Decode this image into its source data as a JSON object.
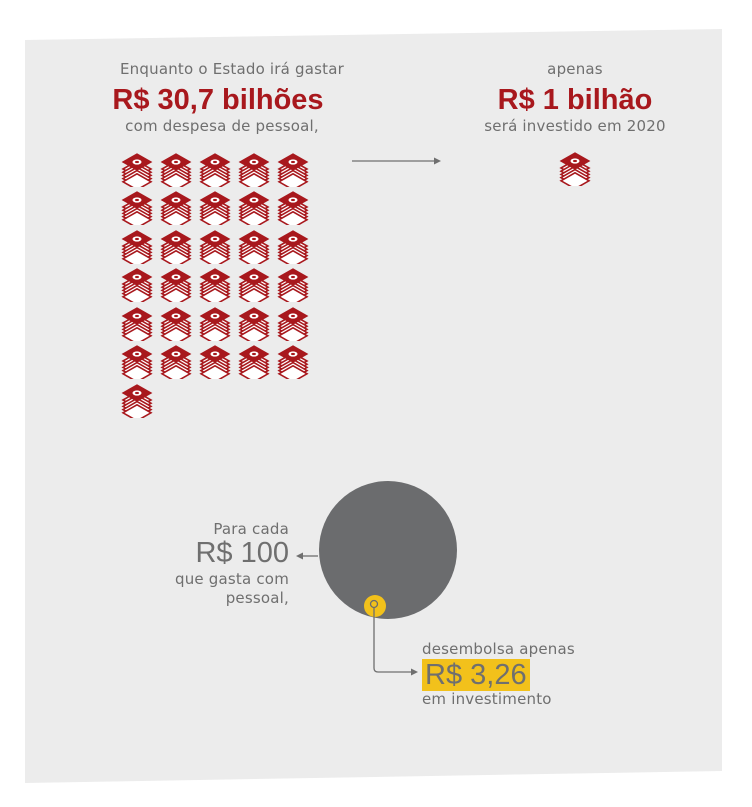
{
  "top_left": {
    "line1": "Enquanto o Estado irá gastar",
    "amount": "R$ 30,7 bilhões",
    "line3": "com despesa de pessoal,"
  },
  "top_right": {
    "line1": "apenas",
    "amount": "R$ 1 bilhão",
    "line3": "será investido em 2020"
  },
  "bottom_left": {
    "line1": "Para cada",
    "amount": "R$ 100",
    "line3": "que gasta com",
    "line4": "pessoal,"
  },
  "bottom_right": {
    "line1": "desembolsa apenas",
    "amount": "R$ 3,26",
    "line3": "em investimento"
  },
  "icons": {
    "money_stack_count_left": 31,
    "money_stack_count_right": 1,
    "money_icon": "money-stack-icon"
  },
  "colors": {
    "panel": "#ececec",
    "red": "#a8181d",
    "gray_circle": "#6b6c6e",
    "yellow": "#f2c11b",
    "text": "#6f6f6f"
  }
}
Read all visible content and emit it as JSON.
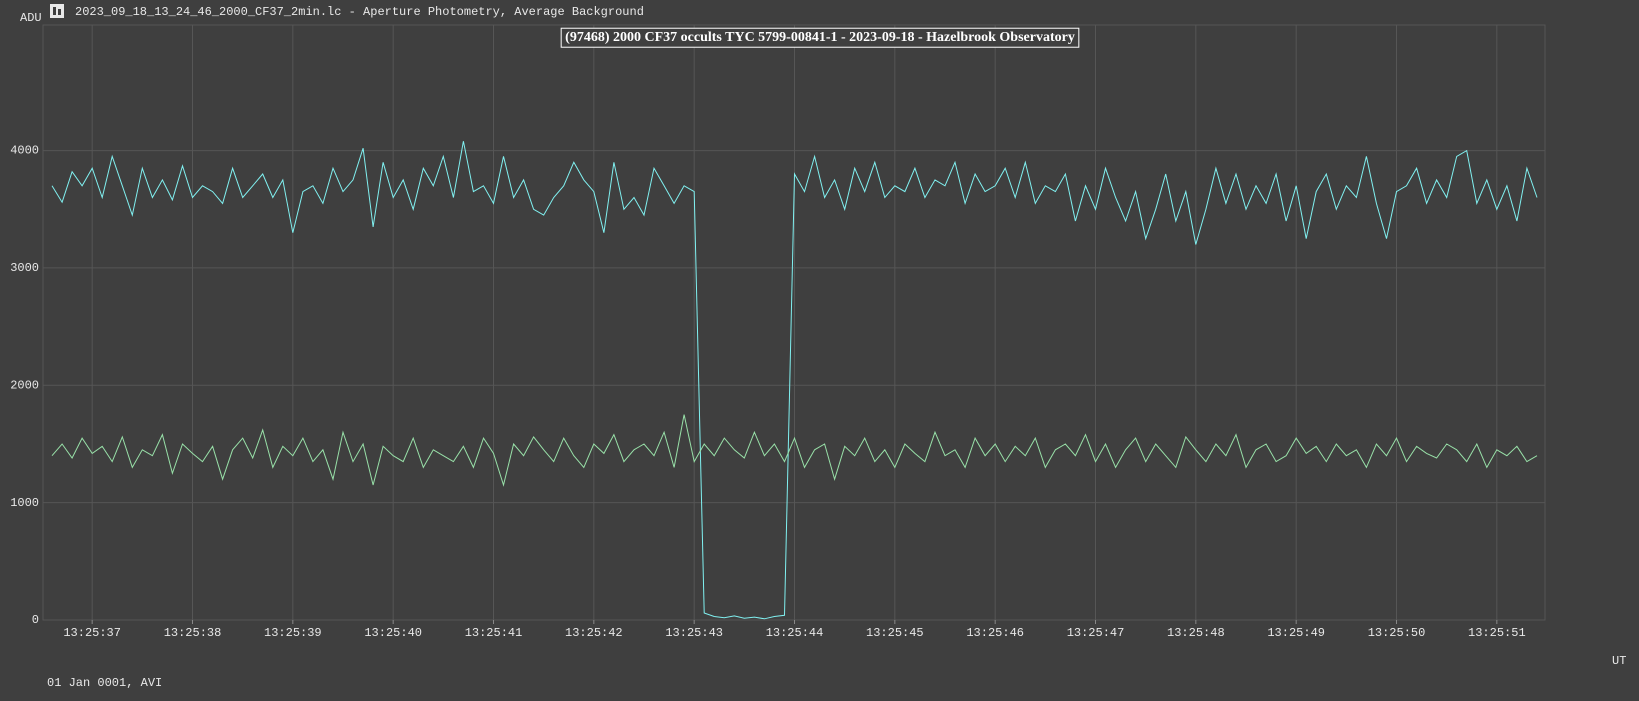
{
  "window_title": "2023_09_18_13_24_46_2000_CF37_2min.lc - Aperture Photometry, Average Background",
  "footer": "01 Jan 0001, AVI",
  "chart_data": {
    "type": "line",
    "title": "(97468) 2000 CF37 occults TYC 5799-00841-1 - 2023-09-18 - Hazelbrook Observatory",
    "y_label": "ADU",
    "x_label": "UT",
    "x": [
      36.6,
      36.7,
      36.8,
      36.9,
      37,
      37.1,
      37.2,
      37.3,
      37.4,
      37.5,
      37.6,
      37.7,
      37.8,
      37.9,
      38,
      38.1,
      38.2,
      38.3,
      38.4,
      38.5,
      38.6,
      38.7,
      38.8,
      38.9,
      39,
      39.1,
      39.2,
      39.3,
      39.4,
      39.5,
      39.6,
      39.7,
      39.8,
      39.9,
      40,
      40.1,
      40.2,
      40.3,
      40.4,
      40.5,
      40.6,
      40.7,
      40.8,
      40.9,
      41,
      41.1,
      41.2,
      41.3,
      41.4,
      41.5,
      41.6,
      41.7,
      41.8,
      41.9,
      42,
      42.1,
      42.2,
      42.3,
      42.4,
      42.5,
      42.6,
      42.7,
      42.8,
      42.9,
      43,
      43.1,
      43.2,
      43.3,
      43.4,
      43.5,
      43.6,
      43.7,
      43.8,
      43.9,
      44,
      44.1,
      44.2,
      44.3,
      44.4,
      44.5,
      44.6,
      44.7,
      44.8,
      44.9,
      45,
      45.1,
      45.2,
      45.3,
      45.4,
      45.5,
      45.6,
      45.7,
      45.8,
      45.9,
      46,
      46.1,
      46.2,
      46.3,
      46.4,
      46.5,
      46.6,
      46.7,
      46.8,
      46.9,
      47,
      47.1,
      47.2,
      47.3,
      47.4,
      47.5,
      47.6,
      47.7,
      47.8,
      47.9,
      48,
      48.1,
      48.2,
      48.3,
      48.4,
      48.5,
      48.6,
      48.7,
      48.8,
      48.9,
      49,
      49.1,
      49.2,
      49.3,
      49.4,
      49.5,
      49.6,
      49.7,
      49.8,
      49.9,
      50,
      50.1,
      50.2,
      50.3,
      50.4,
      50.5,
      50.6,
      50.7,
      50.8,
      50.9,
      51,
      51.1,
      51.2,
      51.3,
      51.4
    ],
    "series": [
      {
        "color": "#80f0f0",
        "values": [
          3700,
          3560,
          3820,
          3700,
          3850,
          3600,
          3950,
          3700,
          3450,
          3850,
          3600,
          3750,
          3580,
          3870,
          3600,
          3700,
          3650,
          3550,
          3850,
          3600,
          3700,
          3800,
          3600,
          3750,
          3300,
          3650,
          3700,
          3550,
          3850,
          3650,
          3750,
          4020,
          3350,
          3900,
          3600,
          3750,
          3500,
          3850,
          3700,
          3950,
          3600,
          4080,
          3650,
          3700,
          3550,
          3950,
          3600,
          3750,
          3500,
          3450,
          3600,
          3700,
          3900,
          3750,
          3650,
          3300,
          3900,
          3500,
          3600,
          3450,
          3850,
          3700,
          3550,
          3700,
          3650,
          60,
          30,
          20,
          35,
          15,
          25,
          10,
          30,
          40,
          3800,
          3650,
          3950,
          3600,
          3750,
          3500,
          3850,
          3650,
          3900,
          3600,
          3700,
          3650,
          3850,
          3600,
          3750,
          3700,
          3900,
          3550,
          3800,
          3650,
          3700,
          3850,
          3600,
          3900,
          3550,
          3700,
          3650,
          3800,
          3400,
          3700,
          3500,
          3850,
          3600,
          3400,
          3650,
          3250,
          3500,
          3800,
          3400,
          3650,
          3200,
          3500,
          3850,
          3550,
          3800,
          3500,
          3700,
          3550,
          3800,
          3400,
          3700,
          3250,
          3650,
          3800,
          3500,
          3700,
          3600,
          3950,
          3550,
          3250,
          3650,
          3700,
          3850,
          3550,
          3750,
          3600,
          3950,
          4000,
          3550,
          3750,
          3500,
          3700,
          3400,
          3850,
          3600
        ]
      },
      {
        "color": "#98e0a8",
        "values": [
          1400,
          1500,
          1380,
          1550,
          1420,
          1480,
          1350,
          1560,
          1300,
          1450,
          1400,
          1580,
          1250,
          1500,
          1420,
          1350,
          1480,
          1200,
          1450,
          1550,
          1380,
          1620,
          1300,
          1480,
          1400,
          1550,
          1350,
          1450,
          1200,
          1600,
          1350,
          1500,
          1150,
          1480,
          1400,
          1350,
          1550,
          1300,
          1450,
          1400,
          1350,
          1480,
          1300,
          1550,
          1420,
          1150,
          1500,
          1400,
          1560,
          1450,
          1350,
          1550,
          1400,
          1300,
          1500,
          1420,
          1580,
          1350,
          1450,
          1500,
          1400,
          1600,
          1300,
          1750,
          1350,
          1500,
          1400,
          1550,
          1450,
          1380,
          1600,
          1400,
          1500,
          1350,
          1550,
          1300,
          1450,
          1500,
          1200,
          1480,
          1400,
          1550,
          1350,
          1450,
          1300,
          1500,
          1420,
          1350,
          1600,
          1400,
          1450,
          1300,
          1550,
          1400,
          1500,
          1350,
          1480,
          1400,
          1550,
          1300,
          1450,
          1500,
          1400,
          1580,
          1350,
          1500,
          1300,
          1450,
          1550,
          1350,
          1500,
          1400,
          1300,
          1560,
          1450,
          1350,
          1500,
          1400,
          1580,
          1300,
          1450,
          1500,
          1350,
          1400,
          1550,
          1420,
          1480,
          1350,
          1500,
          1400,
          1450,
          1300,
          1500,
          1400,
          1550,
          1350,
          1480,
          1420,
          1380,
          1500,
          1450,
          1350,
          1500,
          1300,
          1450,
          1400,
          1480,
          1350,
          1400
        ]
      }
    ],
    "xlim": [
      36.51,
      51.48
    ],
    "ylim": [
      0,
      5070
    ],
    "xticks": [
      {
        "value": 37,
        "label": "13:25:37"
      },
      {
        "value": 38,
        "label": "13:25:38"
      },
      {
        "value": 39,
        "label": "13:25:39"
      },
      {
        "value": 40,
        "label": "13:25:40"
      },
      {
        "value": 41,
        "label": "13:25:41"
      },
      {
        "value": 42,
        "label": "13:25:42"
      },
      {
        "value": 43,
        "label": "13:25:43"
      },
      {
        "value": 44,
        "label": "13:25:44"
      },
      {
        "value": 45,
        "label": "13:25:45"
      },
      {
        "value": 46,
        "label": "13:25:46"
      },
      {
        "value": 47,
        "label": "13:25:47"
      },
      {
        "value": 48,
        "label": "13:25:48"
      },
      {
        "value": 49,
        "label": "13:25:49"
      },
      {
        "value": 50,
        "label": "13:25:50"
      },
      {
        "value": 51,
        "label": "13:25:51"
      }
    ],
    "yticks": [
      0,
      1000,
      2000,
      3000,
      4000
    ],
    "grid": true
  }
}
-.-.-
- [WRITTEN EXERCISE]: Copy out all the data exactly; skip the pictures.

- [OUTPUT FOR THIS EXERCISE]:
Decode this image into its source data as a JSON object.
{
  "top_left": {
    "line1": "Enquanto o Estado irá gastar",
    "amount": "R$ 30,7 bilhões",
    "line3": "com despesa de pessoal,"
  },
  "top_right": {
    "line1": "apenas",
    "amount": "R$ 1 bilhão",
    "line3": "será investido em 2020"
  },
  "bottom_left": {
    "line1": "Para cada",
    "amount": "R$ 100",
    "line3": "que gasta com",
    "line4": "pessoal,"
  },
  "bottom_right": {
    "line1": "desembolsa apenas",
    "amount": "R$ 3,26",
    "line3": "em investimento"
  },
  "icons": {
    "money_stack_count_left": 31,
    "money_stack_count_right": 1,
    "money_icon": "money-stack-icon"
  },
  "colors": {
    "panel": "#ececec",
    "red": "#a8181d",
    "gray_circle": "#6b6c6e",
    "yellow": "#f2c11b",
    "text": "#6f6f6f"
  }
}
Read all visible content and emit it as JSON.
{
  "window_title": "2023_09_18_13_24_46_2000_CF37_2min.lc - Aperture Photometry, Average Background",
  "footer": "01 Jan 0001, AVI",
  "chart_data": {
    "type": "line",
    "title": "(97468) 2000 CF37 occults TYC 5799-00841-1 - 2023-09-18 - Hazelbrook Observatory",
    "y_label": "ADU",
    "x_label": "UT",
    "x": [
      36.6,
      36.7,
      36.8,
      36.9,
      37,
      37.1,
      37.2,
      37.3,
      37.4,
      37.5,
      37.6,
      37.7,
      37.8,
      37.9,
      38,
      38.1,
      38.2,
      38.3,
      38.4,
      38.5,
      38.6,
      38.7,
      38.8,
      38.9,
      39,
      39.1,
      39.2,
      39.3,
      39.4,
      39.5,
      39.6,
      39.7,
      39.8,
      39.9,
      40,
      40.1,
      40.2,
      40.3,
      40.4,
      40.5,
      40.6,
      40.7,
      40.8,
      40.9,
      41,
      41.1,
      41.2,
      41.3,
      41.4,
      41.5,
      41.6,
      41.7,
      41.8,
      41.9,
      42,
      42.1,
      42.2,
      42.3,
      42.4,
      42.5,
      42.6,
      42.7,
      42.8,
      42.9,
      43,
      43.1,
      43.2,
      43.3,
      43.4,
      43.5,
      43.6,
      43.7,
      43.8,
      43.9,
      44,
      44.1,
      44.2,
      44.3,
      44.4,
      44.5,
      44.6,
      44.7,
      44.8,
      44.9,
      45,
      45.1,
      45.2,
      45.3,
      45.4,
      45.5,
      45.6,
      45.7,
      45.8,
      45.9,
      46,
      46.1,
      46.2,
      46.3,
      46.4,
      46.5,
      46.6,
      46.7,
      46.8,
      46.9,
      47,
      47.1,
      47.2,
      47.3,
      47.4,
      47.5,
      47.6,
      47.7,
      47.8,
      47.9,
      48,
      48.1,
      48.2,
      48.3,
      48.4,
      48.5,
      48.6,
      48.7,
      48.8,
      48.9,
      49,
      49.1,
      49.2,
      49.3,
      49.4,
      49.5,
      49.6,
      49.7,
      49.8,
      49.9,
      50,
      50.1,
      50.2,
      50.3,
      50.4,
      50.5,
      50.6,
      50.7,
      50.8,
      50.9,
      51,
      51.1,
      51.2,
      51.3,
      51.4
    ],
    "series": [
      {
        "color": "#80f0f0",
        "values": [
          3700,
          3560,
          3820,
          3700,
          3850,
          3600,
          3950,
          3700,
          3450,
          3850,
          3600,
          3750,
          3580,
          3870,
          3600,
          3700,
          3650,
          3550,
          3850,
          3600,
          3700,
          3800,
          3600,
          3750,
          3300,
          3650,
          3700,
          3550,
          3850,
          3650,
          3750,
          4020,
          3350,
          3900,
          3600,
          3750,
          3500,
          3850,
          3700,
          3950,
          3600,
          4080,
          3650,
          3700,
          3550,
          3950,
          3600,
          3750,
          3500,
          3450,
          3600,
          3700,
          3900,
          3750,
          3650,
          3300,
          3900,
          3500,
          3600,
          3450,
          3850,
          3700,
          3550,
          3700,
          3650,
          60,
          30,
          20,
          35,
          15,
          25,
          10,
          30,
          40,
          3800,
          3650,
          3950,
          3600,
          3750,
          3500,
          3850,
          3650,
          3900,
          3600,
          3700,
          3650,
          3850,
          3600,
          3750,
          3700,
          3900,
          3550,
          3800,
          3650,
          3700,
          3850,
          3600,
          3900,
          3550,
          3700,
          3650,
          3800,
          3400,
          3700,
          3500,
          3850,
          3600,
          3400,
          3650,
          3250,
          3500,
          3800,
          3400,
          3650,
          3200,
          3500,
          3850,
          3550,
          3800,
          3500,
          3700,
          3550,
          3800,
          3400,
          3700,
          3250,
          3650,
          3800,
          3500,
          3700,
          3600,
          3950,
          3550,
          3250,
          3650,
          3700,
          3850,
          3550,
          3750,
          3600,
          3950,
          4000,
          3550,
          3750,
          3500,
          3700,
          3400,
          3850,
          3600
        ]
      },
      {
        "color": "#98e0a8",
        "values": [
          1400,
          1500,
          1380,
          1550,
          1420,
          1480,
          1350,
          1560,
          1300,
          1450,
          1400,
          1580,
          1250,
          1500,
          1420,
          1350,
          1480,
          1200,
          1450,
          1550,
          1380,
          1620,
          1300,
          1480,
          1400,
          1550,
          1350,
          1450,
          1200,
          1600,
          1350,
          1500,
          1150,
          1480,
          1400,
          1350,
          1550,
          1300,
          1450,
          1400,
          1350,
          1480,
          1300,
          1550,
          1420,
          1150,
          1500,
          1400,
          1560,
          1450,
          1350,
          1550,
          1400,
          1300,
          1500,
          1420,
          1580,
          1350,
          1450,
          1500,
          1400,
          1600,
          1300,
          1750,
          1350,
          1500,
          1400,
          1550,
          1450,
          1380,
          1600,
          1400,
          1500,
          1350,
          1550,
          1300,
          1450,
          1500,
          1200,
          1480,
          1400,
          1550,
          1350,
          1450,
          1300,
          1500,
          1420,
          1350,
          1600,
          1400,
          1450,
          1300,
          1550,
          1400,
          1500,
          1350,
          1480,
          1400,
          1550,
          1300,
          1450,
          1500,
          1400,
          1580,
          1350,
          1500,
          1300,
          1450,
          1550,
          1350,
          1500,
          1400,
          1300,
          1560,
          1450,
          1350,
          1500,
          1400,
          1580,
          1300,
          1450,
          1500,
          1350,
          1400,
          1550,
          1420,
          1480,
          1350,
          1500,
          1400,
          1450,
          1300,
          1500,
          1400,
          1550,
          1350,
          1480,
          1420,
          1380,
          1500,
          1450,
          1350,
          1500,
          1300,
          1450,
          1400,
          1480,
          1350,
          1400
        ]
      }
    ],
    "xlim": [
      36.51,
      51.48
    ],
    "ylim": [
      0,
      5070
    ],
    "xticks": [
      {
        "value": 37,
        "label": "13:25:37"
      },
      {
        "value": 38,
        "label": "13:25:38"
      },
      {
        "value": 39,
        "label": "13:25:39"
      },
      {
        "value": 40,
        "label": "13:25:40"
      },
      {
        "value": 41,
        "label": "13:25:41"
      },
      {
        "value": 42,
        "label": "13:25:42"
      },
      {
        "value": 43,
        "label": "13:25:43"
      },
      {
        "value": 44,
        "label": "13:25:44"
      },
      {
        "value": 45,
        "label": "13:25:45"
      },
      {
        "value": 46,
        "label": "13:25:46"
      },
      {
        "value": 47,
        "label": "13:25:47"
      },
      {
        "value": 48,
        "label": "13:25:48"
      },
      {
        "value": 49,
        "label": "13:25:49"
      },
      {
        "value": 50,
        "label": "13:25:50"
      },
      {
        "value": 51,
        "label": "13:25:51"
      }
    ],
    "yticks": [
      0,
      1000,
      2000,
      3000,
      4000
    ],
    "grid": true
  }
}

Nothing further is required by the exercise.